Data entries
------------------------

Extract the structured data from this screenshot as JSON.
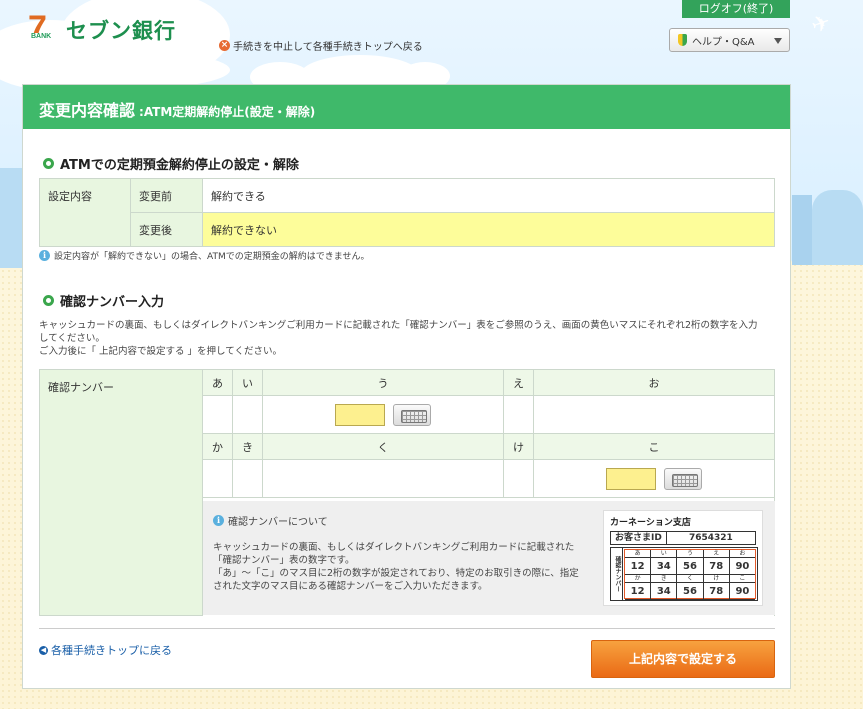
{
  "header": {
    "bank_logo_mark": "7",
    "bank_logo_sub": "BANK",
    "bank_name": "セブン銀行",
    "abort_link": "手続きを中止して各種手続きトップへ戻る",
    "logout": "ログオフ(終了)",
    "help": "ヘルプ・Q&A"
  },
  "page": {
    "title_main": "変更内容確認",
    "title_sub": ":ATM定期解約停止(設定・解除)"
  },
  "section1": {
    "heading": "ATMでの定期預金解約停止の設定・解除",
    "row_label": "設定内容",
    "before_label": "変更前",
    "before_value": "解約できる",
    "after_label": "変更後",
    "after_value": "解約できない",
    "note": "設定内容が「解約できない」の場合、ATMでの定期預金の解約はできません。"
  },
  "section2": {
    "heading": "確認ナンバー入力",
    "desc_line1": "キャッシュカードの裏面、もしくはダイレクトバンキングご利用カードに記載された「確認ナンバー」表をご参照のうえ、画面の黄色いマスにそれぞれ2桁の数字を入力",
    "desc_line2": "してください。",
    "desc_line3": "ご入力後に「 上記内容で設定する 」を押してください。",
    "row_label": "確認ナンバー",
    "kana_row1": [
      "あ",
      "い",
      "う",
      "え",
      "お"
    ],
    "kana_row2": [
      "か",
      "き",
      "く",
      "け",
      "こ"
    ],
    "input_u_value": "",
    "input_ko_value": ""
  },
  "about": {
    "heading": "確認ナンバーについて",
    "line1": "キャッシュカードの裏面、もしくはダイレクトバンキングご利用カードに記載された",
    "line2": "「確認ナンバー」表の数字です。",
    "line3": "「あ」～「こ」のマス目に2桁の数字が設定されており、特定のお取引きの際に、指定",
    "line4": "された文字のマス目にある確認ナンバーをご入力いただきます。"
  },
  "sample_card": {
    "branch": "カーネーション支店",
    "cust_label": "お客さまID",
    "cust_id": "7654321",
    "side_label": "確認ナンバー",
    "kana1": [
      "あ",
      "い",
      "う",
      "え",
      "お"
    ],
    "nums1": [
      "12",
      "34",
      "56",
      "78",
      "90"
    ],
    "kana2": [
      "か",
      "き",
      "く",
      "け",
      "こ"
    ],
    "nums2": [
      "12",
      "34",
      "56",
      "78",
      "90"
    ]
  },
  "footer": {
    "back_link": "各種手続きトップに戻る",
    "submit": "上記内容で設定する"
  },
  "colors": {
    "brand_green": "#3fb96a",
    "submit_orange": "#ea6a15",
    "input_yellow": "#fdf08f"
  }
}
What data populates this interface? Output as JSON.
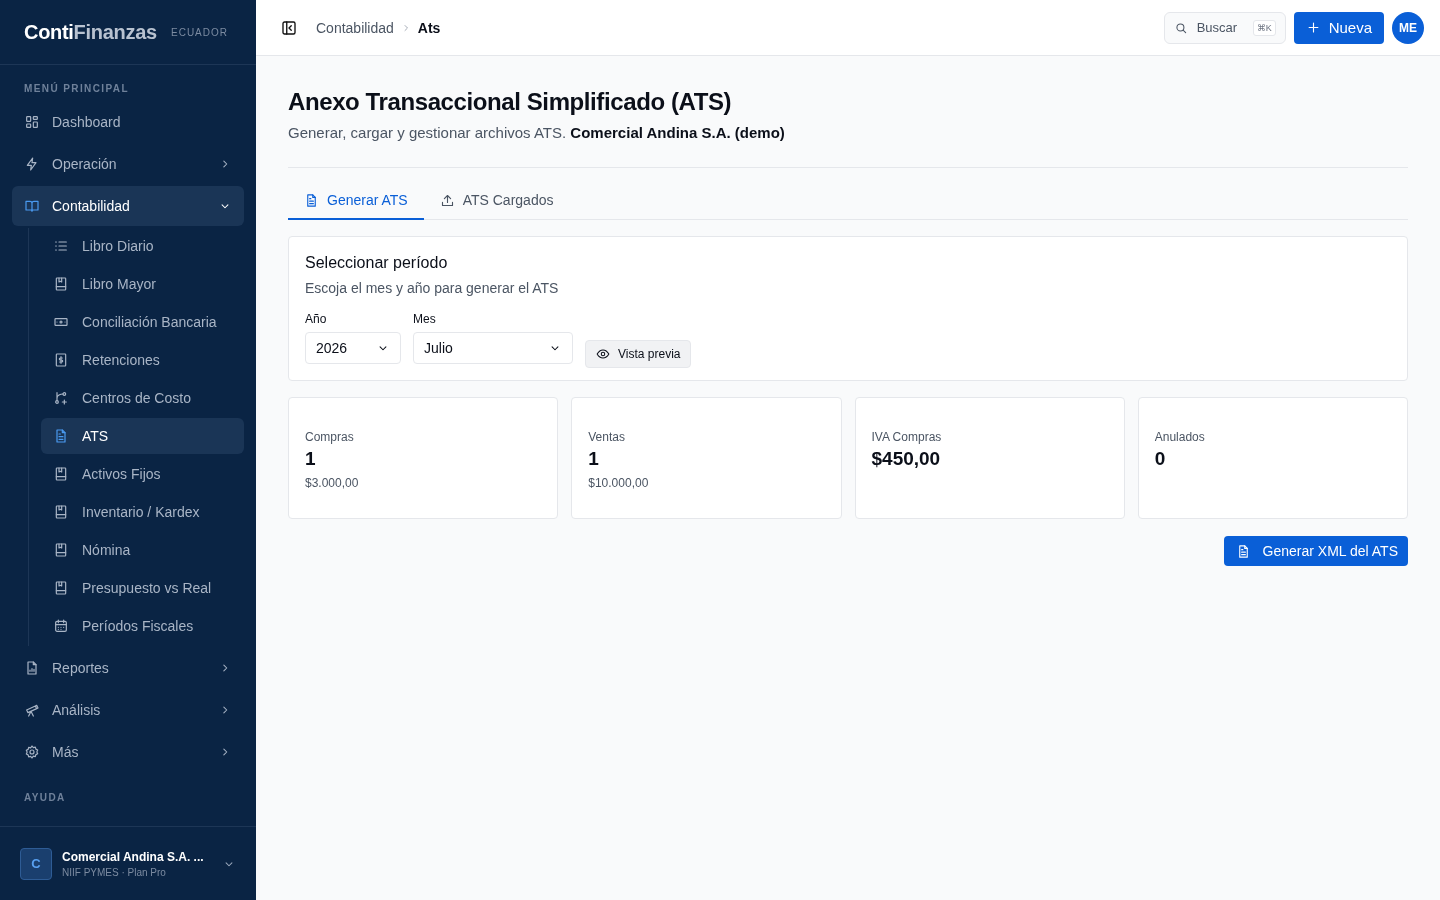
{
  "sidebar": {
    "logo": {
      "first": "Conti",
      "second": "Finanzas"
    },
    "region": "ECUADOR",
    "section": "MENÚ PRINCIPAL",
    "items": [
      {
        "label": "Dashboard",
        "kind": "grid",
        "selected": false
      },
      {
        "label": "Operación",
        "kind": "bolt",
        "selected": false,
        "expanded": false
      },
      {
        "label": "Contabilidad",
        "kind": "book",
        "selected": true,
        "expanded": true,
        "children": [
          {
            "label": "Libro Diario",
            "kind": "list",
            "selected": false
          },
          {
            "label": "Libro Mayor",
            "kind": "ledger",
            "selected": false
          },
          {
            "label": "Conciliación Bancaria",
            "kind": "cash",
            "selected": false
          },
          {
            "label": "Retenciones",
            "kind": "receipt",
            "selected": false
          },
          {
            "label": "Centros de Costo",
            "kind": "branch",
            "selected": false
          },
          {
            "label": "ATS",
            "kind": "sheet",
            "selected": true
          },
          {
            "label": "Activos Fijos",
            "kind": "ledger",
            "selected": false
          },
          {
            "label": "Inventario / Kardex",
            "kind": "ledger",
            "selected": false
          },
          {
            "label": "Nómina",
            "kind": "ledger",
            "selected": false
          },
          {
            "label": "Presupuesto vs Real",
            "kind": "ledger",
            "selected": false
          },
          {
            "label": "Períodos Fiscales",
            "kind": "calendar",
            "selected": false
          }
        ]
      },
      {
        "label": "Reportes",
        "kind": "report",
        "selected": false,
        "expanded": false
      },
      {
        "label": "Análisis",
        "kind": "telescope",
        "selected": false,
        "expanded": false
      },
      {
        "label": "Más",
        "kind": "gear",
        "selected": false,
        "expanded": false
      }
    ],
    "help_section": "AYUDA",
    "company": {
      "initial": "C",
      "name": "Comercial Andina S.A. ...",
      "plan": "NIIF PYMES · Plan Pro"
    }
  },
  "topbar": {
    "breadcrumbs": [
      "Contabilidad",
      "Ats"
    ],
    "search": {
      "placeholder": "Buscar",
      "shortcut": "⌘K"
    },
    "new_button": "Nueva",
    "avatar": "ME"
  },
  "page": {
    "title": "Anexo Transaccional Simplificado (ATS)",
    "subtitle": "Generar, cargar y gestionar archivos ATS. **Comercial Andina S.A. (demo)**",
    "tabs": [
      {
        "label": "Generar ATS",
        "kind": "sheet",
        "selected": true
      },
      {
        "label": "ATS Cargados",
        "kind": "upload",
        "selected": false
      }
    ],
    "period": {
      "title": "Seleccionar período",
      "description": "Escoja el mes y año para generar el ATS",
      "fields": [
        {
          "label": "Año",
          "value": "2026"
        },
        {
          "label": "Mes",
          "value": "Julio"
        }
      ],
      "preview_button": "Vista previa"
    },
    "stats": [
      {
        "label": "Compras",
        "value": "1",
        "amount": "$3.000,00"
      },
      {
        "label": "Ventas",
        "value": "1",
        "amount": "$10.000,00"
      },
      {
        "label": "IVA Compras",
        "value": "$450,00"
      },
      {
        "label": "Anulados",
        "value": "0"
      }
    ],
    "generate_button": "Generar XML del ATS"
  }
}
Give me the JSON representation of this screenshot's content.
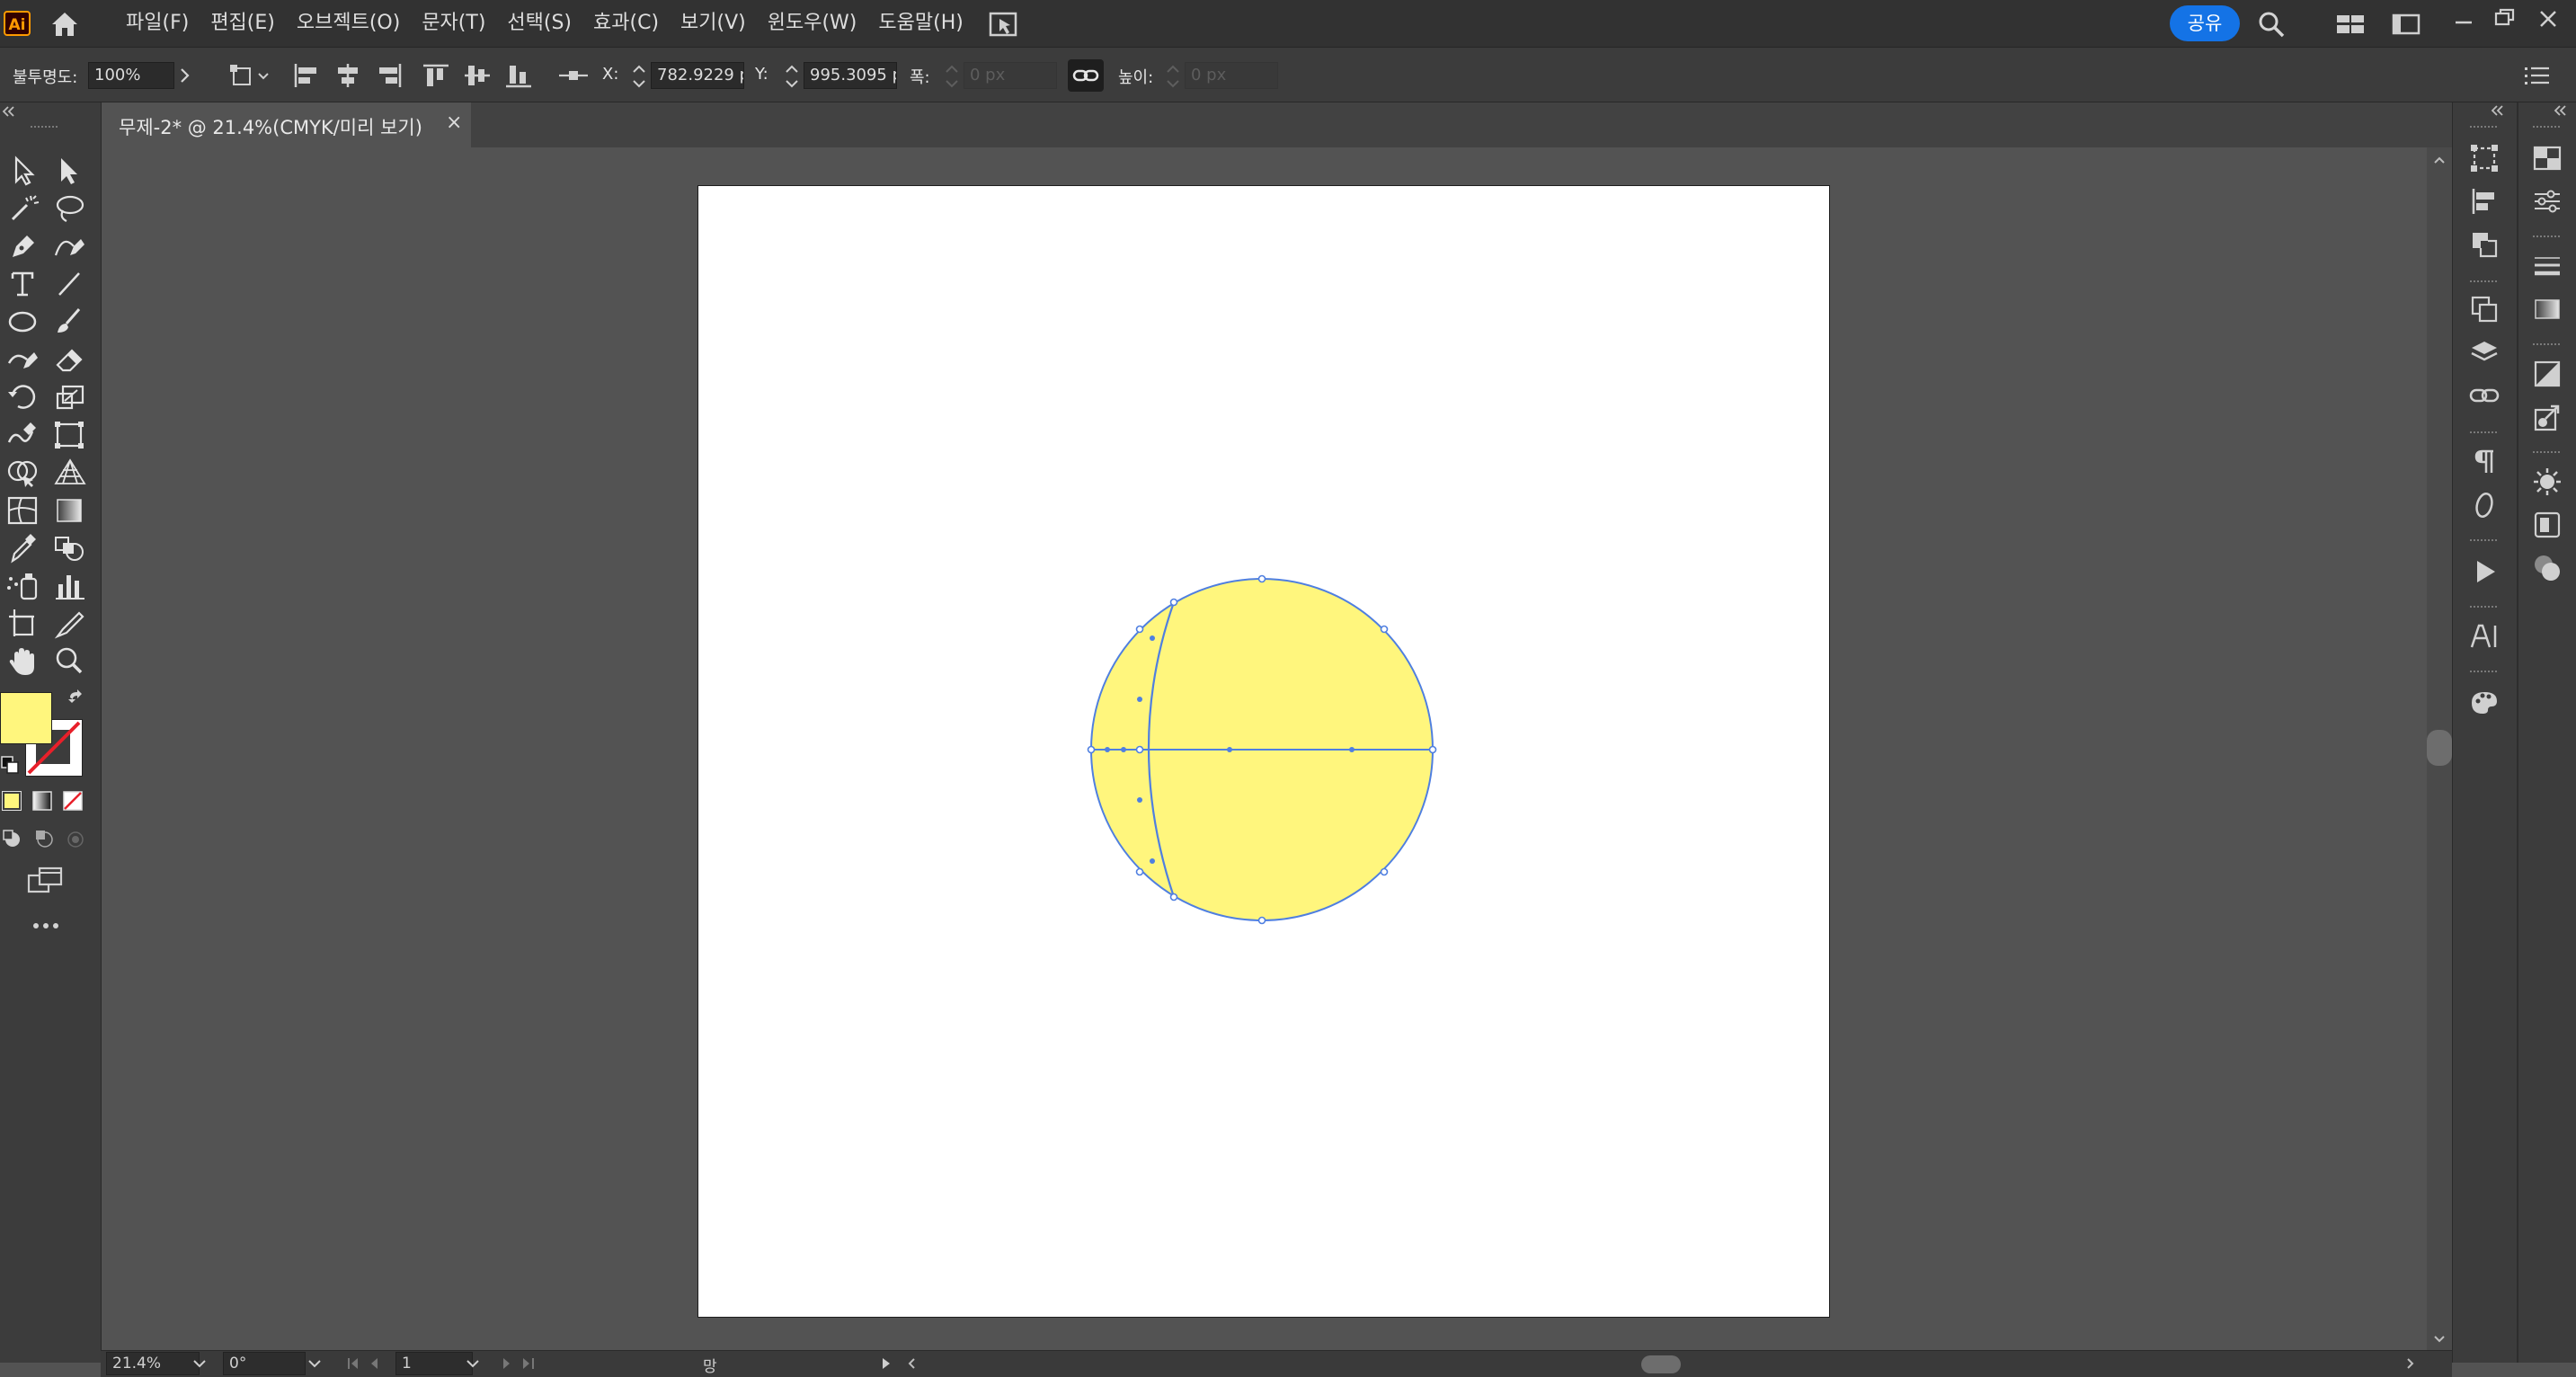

------------------------

Task to complete>
Copy all lines from the material that hold "Comercial".

Solution for this task>
      "name": "Comercial Andina S.A. ...",
    "subtitle": "Generar, cargar y gestionar archivos ATS. **Comercial Andina S.A. (demo)**",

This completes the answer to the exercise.